◆ What is needed
Please copy, unchanged and with nothing else, the lines of the listing below from the one holding "x-tick-label: 2004 xyxy=(525,398,534,416)" through the one holding "y-tick-label: 1,040 xyxy=(36,326,64,338)", both included.

Stored data entries:
## BEGIN
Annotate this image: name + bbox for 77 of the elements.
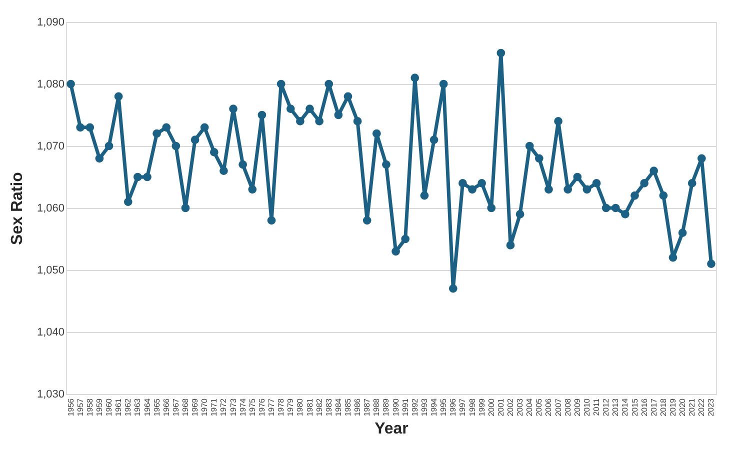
x-tick-label: 2004 xyxy=(525,398,534,416)
x-tick-label: 2022 xyxy=(697,398,706,416)
x-tick-label: 1992 xyxy=(410,398,420,416)
x-tick-label: 1975 xyxy=(248,398,257,416)
x-tick-label: 1977 xyxy=(267,398,276,416)
y-tick-label: 1,050 xyxy=(36,264,64,276)
x-tick-label: 1956 xyxy=(66,398,76,416)
x-tick-label: 1957 xyxy=(76,398,85,416)
x-tick-label: 1971 xyxy=(210,398,219,416)
x-tick-label: 2015 xyxy=(630,398,640,416)
x-tick-label: 1967 xyxy=(171,398,180,416)
x-tick-label: 2009 xyxy=(572,398,582,416)
x-tick-label: 1968 xyxy=(180,398,190,416)
x-tick-label: 1958 xyxy=(85,398,94,416)
x-tick-label: 1979 xyxy=(286,398,296,416)
y-tick-label: 1,040 xyxy=(36,326,64,338)
x-tick-label: 1974 xyxy=(238,398,248,416)
x-tick-label: 1966 xyxy=(162,398,171,416)
x-tick-label: 2003 xyxy=(516,398,525,416)
x-tick-label: 2008 xyxy=(563,398,572,416)
x-tick-label: 2017 xyxy=(649,398,658,416)
x-tick-label: 1999 xyxy=(477,398,486,416)
x-tick-label: 1983 xyxy=(324,398,334,416)
x-tick-label: 1987 xyxy=(362,398,372,416)
x-tick-label: 1962 xyxy=(124,398,133,416)
x-tick-label: 2010 xyxy=(582,398,592,416)
y-tick-label: 1,030 xyxy=(36,388,64,400)
x-tick-label: 1978 xyxy=(276,398,286,416)
x-axis-title: Year xyxy=(374,420,408,438)
y-tick-label: 1,090 xyxy=(36,16,64,28)
x-tick-label: 2012 xyxy=(602,398,611,416)
x-tick-label: 2006 xyxy=(544,398,554,416)
x-tick-label: 1965 xyxy=(152,398,162,416)
x-tick-label: 1960 xyxy=(104,398,114,416)
x-tick-label: 1993 xyxy=(420,398,429,416)
x-tick-label: 1994 xyxy=(430,398,439,416)
y-tick-label: 1,060 xyxy=(36,202,64,214)
x-tick-label: 1986 xyxy=(353,398,362,416)
x-tick-label: 1970 xyxy=(200,398,210,416)
x-tick-label: 2000 xyxy=(486,398,496,416)
x-tick-label: 1969 xyxy=(190,398,200,416)
x-tick-label: 2014 xyxy=(620,398,630,416)
x-tick-label: 2011 xyxy=(592,398,602,416)
x-tick-label: 2019 xyxy=(668,398,678,416)
x-tick-label: 1989 xyxy=(382,398,391,416)
x-tick-label: 1980 xyxy=(296,398,305,416)
x-tick-label: 2001 xyxy=(496,398,506,416)
x-tick-label: 2007 xyxy=(554,398,563,416)
x-tick-label: 2016 xyxy=(640,398,649,416)
x-tick-label: 2005 xyxy=(534,398,544,416)
x-tick-label: 1964 xyxy=(142,398,152,416)
x-tick-label: 1973 xyxy=(228,398,238,416)
x-tick-label: 2021 xyxy=(688,398,697,416)
y-tick-label: 1,080 xyxy=(36,78,64,90)
x-tick-label: 1990 xyxy=(391,398,400,416)
x-tick-label: 1988 xyxy=(372,398,382,416)
x-tick-label: 2002 xyxy=(506,398,515,416)
x-tick-label: 1963 xyxy=(133,398,142,416)
x-tick-label: 2023 xyxy=(706,398,716,416)
x-tick-label: 1976 xyxy=(257,398,266,416)
x-tick-label: 1995 xyxy=(439,398,448,416)
x-tick-label: 1984 xyxy=(334,398,343,416)
x-tick-label: 1972 xyxy=(219,398,228,416)
x-tick-label: 1996 xyxy=(448,398,458,416)
x-tick-label: 1981 xyxy=(305,398,314,416)
x-tick-label: 1959 xyxy=(94,398,104,416)
x-tick-label: 1985 xyxy=(343,398,352,416)
x-tick-label: 1961 xyxy=(114,398,124,416)
x-tick-label: 2020 xyxy=(678,398,688,416)
x-tick-label: 1991 xyxy=(400,398,410,416)
x-tick-label: 2018 xyxy=(658,398,668,416)
x-tick-label: 1982 xyxy=(314,398,324,416)
y-tick-label: 1,070 xyxy=(36,140,64,152)
x-tick-label: 2013 xyxy=(611,398,620,416)
x-tick-label: 1997 xyxy=(458,398,468,416)
y-axis-title: Sex Ratio xyxy=(8,172,26,245)
x-tick-label: 1998 xyxy=(468,398,477,416)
## END
◆ Response for this exercise
x-tick-label: 2004 xyxy=(525,398,534,416)
x-tick-label: 2022 xyxy=(697,398,706,416)
x-tick-label: 1992 xyxy=(410,398,420,416)
x-tick-label: 1975 xyxy=(248,398,257,416)
x-tick-label: 1977 xyxy=(267,398,276,416)
y-tick-label: 1,050 xyxy=(36,264,64,276)
x-tick-label: 1956 xyxy=(66,398,76,416)
x-tick-label: 1957 xyxy=(76,398,85,416)
x-tick-label: 1971 xyxy=(210,398,219,416)
x-tick-label: 2015 xyxy=(630,398,640,416)
x-tick-label: 1967 xyxy=(171,398,180,416)
x-tick-label: 2009 xyxy=(572,398,582,416)
x-tick-label: 1968 xyxy=(180,398,190,416)
x-tick-label: 1958 xyxy=(85,398,94,416)
x-tick-label: 1979 xyxy=(286,398,296,416)
y-tick-label: 1,040 xyxy=(36,326,64,338)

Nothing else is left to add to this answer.